Give the count of lines holding the string "город" and nothing else.

Raw data:
═══

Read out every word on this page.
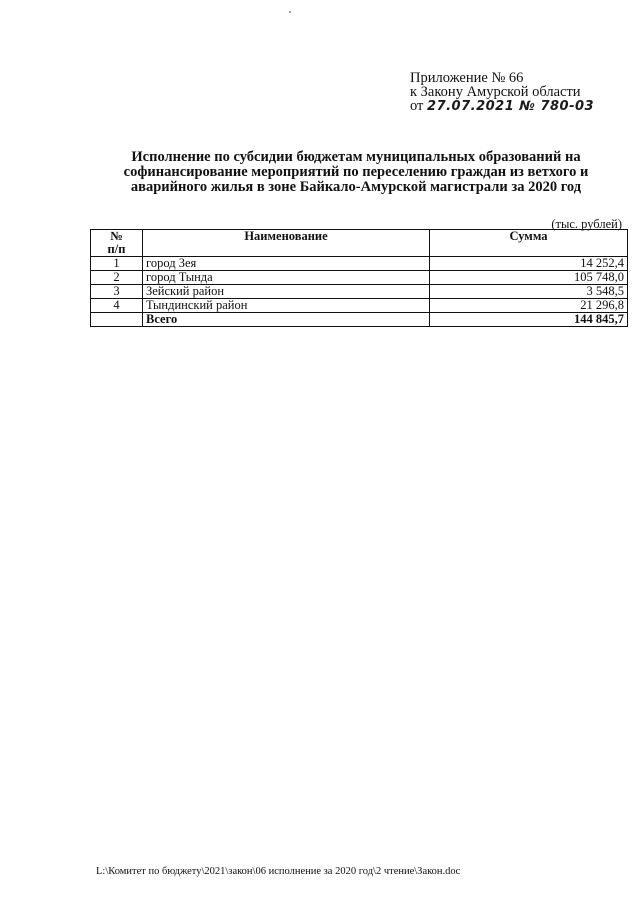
Приложение № 66
к Закону Амурской области
от 27.07.2021 № 780-03
Исполнение по субсидии бюджетам муниципальных образований на софинансирование мероприятий по переселению граждан из ветхого и аварийного жилья в зоне Байкало-Амурской магистрали за 2020 год
(тыс. рублей)
№
п/п	Наименование	Сумма
1	город Зея	14 252,4
2	город Тында	105 748,0
3	Зейский район	3 548,5
4	Тындинский район	21 296,8
	Всего	144 845,7
L:\Комитет по бюджету\2021\закон\06 исполнение за 2020 год\2 чтение\Закон.doc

═══

Exercise result:
2